*TASK REQUIREMENTS*. Turn the lines from the very first one down through the line with "293, 618, 302]" into a JSON list of strings, one string per line and no blank lines.

*SUPPLIED DATA*.
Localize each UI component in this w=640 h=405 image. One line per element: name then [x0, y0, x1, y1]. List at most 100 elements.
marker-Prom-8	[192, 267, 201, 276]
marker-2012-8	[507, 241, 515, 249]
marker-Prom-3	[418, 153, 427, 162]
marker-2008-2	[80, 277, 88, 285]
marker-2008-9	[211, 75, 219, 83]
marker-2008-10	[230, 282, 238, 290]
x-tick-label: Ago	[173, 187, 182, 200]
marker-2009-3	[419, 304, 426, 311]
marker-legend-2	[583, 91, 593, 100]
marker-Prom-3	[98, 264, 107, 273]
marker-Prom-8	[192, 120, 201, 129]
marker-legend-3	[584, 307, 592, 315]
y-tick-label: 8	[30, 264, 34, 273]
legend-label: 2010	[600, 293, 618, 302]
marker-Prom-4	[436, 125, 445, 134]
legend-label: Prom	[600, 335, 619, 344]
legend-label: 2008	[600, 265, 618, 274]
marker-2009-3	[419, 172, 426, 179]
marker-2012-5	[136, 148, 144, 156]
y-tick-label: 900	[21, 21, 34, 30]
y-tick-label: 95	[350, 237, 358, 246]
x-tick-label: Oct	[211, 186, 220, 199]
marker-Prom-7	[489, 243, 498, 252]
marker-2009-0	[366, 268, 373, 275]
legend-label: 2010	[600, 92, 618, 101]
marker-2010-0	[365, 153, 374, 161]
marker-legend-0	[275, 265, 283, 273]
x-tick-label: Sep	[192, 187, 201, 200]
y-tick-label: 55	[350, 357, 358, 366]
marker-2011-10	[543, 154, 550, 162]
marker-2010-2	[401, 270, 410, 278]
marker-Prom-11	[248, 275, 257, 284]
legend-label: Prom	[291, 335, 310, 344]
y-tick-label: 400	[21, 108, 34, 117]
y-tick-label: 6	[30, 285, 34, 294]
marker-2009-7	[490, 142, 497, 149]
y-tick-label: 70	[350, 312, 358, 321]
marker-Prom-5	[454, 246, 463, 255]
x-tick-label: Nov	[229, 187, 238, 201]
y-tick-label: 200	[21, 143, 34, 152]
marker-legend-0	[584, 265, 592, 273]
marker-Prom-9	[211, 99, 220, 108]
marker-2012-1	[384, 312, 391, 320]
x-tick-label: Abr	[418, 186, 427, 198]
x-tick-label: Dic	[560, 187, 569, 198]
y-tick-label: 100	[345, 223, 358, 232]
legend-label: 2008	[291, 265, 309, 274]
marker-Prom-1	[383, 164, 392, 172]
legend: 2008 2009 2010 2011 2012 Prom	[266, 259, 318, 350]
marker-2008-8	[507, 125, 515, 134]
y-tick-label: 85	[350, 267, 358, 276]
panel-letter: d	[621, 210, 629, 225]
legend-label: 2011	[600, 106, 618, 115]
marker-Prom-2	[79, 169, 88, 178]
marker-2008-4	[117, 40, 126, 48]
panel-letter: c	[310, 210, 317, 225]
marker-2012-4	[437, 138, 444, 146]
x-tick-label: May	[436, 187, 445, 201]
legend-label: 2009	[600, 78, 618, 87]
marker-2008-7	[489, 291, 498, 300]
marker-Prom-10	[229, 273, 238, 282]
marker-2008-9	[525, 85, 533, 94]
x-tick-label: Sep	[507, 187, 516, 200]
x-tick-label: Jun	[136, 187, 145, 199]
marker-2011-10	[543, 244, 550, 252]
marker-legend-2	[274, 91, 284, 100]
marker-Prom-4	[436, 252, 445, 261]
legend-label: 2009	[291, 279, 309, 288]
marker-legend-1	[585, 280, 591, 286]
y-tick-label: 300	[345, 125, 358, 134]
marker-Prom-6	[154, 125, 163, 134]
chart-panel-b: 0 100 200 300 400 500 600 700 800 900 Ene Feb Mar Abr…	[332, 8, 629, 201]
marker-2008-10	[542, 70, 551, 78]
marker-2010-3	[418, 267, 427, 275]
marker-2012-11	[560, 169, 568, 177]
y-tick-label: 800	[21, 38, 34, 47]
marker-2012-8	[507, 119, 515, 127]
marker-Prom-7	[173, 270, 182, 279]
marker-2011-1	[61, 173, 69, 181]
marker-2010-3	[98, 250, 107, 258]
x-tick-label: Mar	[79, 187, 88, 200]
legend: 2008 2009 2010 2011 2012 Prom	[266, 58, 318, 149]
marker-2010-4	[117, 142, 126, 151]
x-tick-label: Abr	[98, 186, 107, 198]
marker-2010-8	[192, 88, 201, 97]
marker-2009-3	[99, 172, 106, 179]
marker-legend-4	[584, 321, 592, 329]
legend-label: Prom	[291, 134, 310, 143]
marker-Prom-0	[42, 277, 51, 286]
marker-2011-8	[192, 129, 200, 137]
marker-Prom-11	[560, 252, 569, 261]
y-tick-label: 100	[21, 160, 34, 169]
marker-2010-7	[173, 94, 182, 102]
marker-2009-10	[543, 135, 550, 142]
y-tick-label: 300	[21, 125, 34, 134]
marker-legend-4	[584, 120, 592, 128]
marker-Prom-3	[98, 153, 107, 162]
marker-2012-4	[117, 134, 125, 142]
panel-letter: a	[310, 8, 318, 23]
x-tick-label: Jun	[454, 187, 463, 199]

*OUTPUT OF THE TASK*.
[
  "Localize each UI component in this w=640 h=405 image. One line per element: name then [x0, y0, x1, y1]. List at most 100 elements.",
  "marker-Prom-8\t[192, 267, 201, 276]",
  "marker-2012-8\t[507, 241, 515, 249]",
  "marker-Prom-3\t[418, 153, 427, 162]",
  "marker-2008-2\t[80, 277, 88, 285]",
  "marker-2008-9\t[211, 75, 219, 83]",
  "marker-2008-10\t[230, 282, 238, 290]",
  "x-tick-label: Ago\t[173, 187, 182, 200]",
  "marker-2009-3\t[419, 304, 426, 311]",
  "marker-legend-2\t[583, 91, 593, 100]",
  "marker-Prom-3\t[98, 264, 107, 273]",
  "marker-Prom-8\t[192, 120, 201, 129]",
  "marker-legend-3\t[584, 307, 592, 315]",
  "y-tick-label: 8\t[30, 264, 34, 273]",
  "legend-label: 2010\t[600, 293, 618, 302]"
]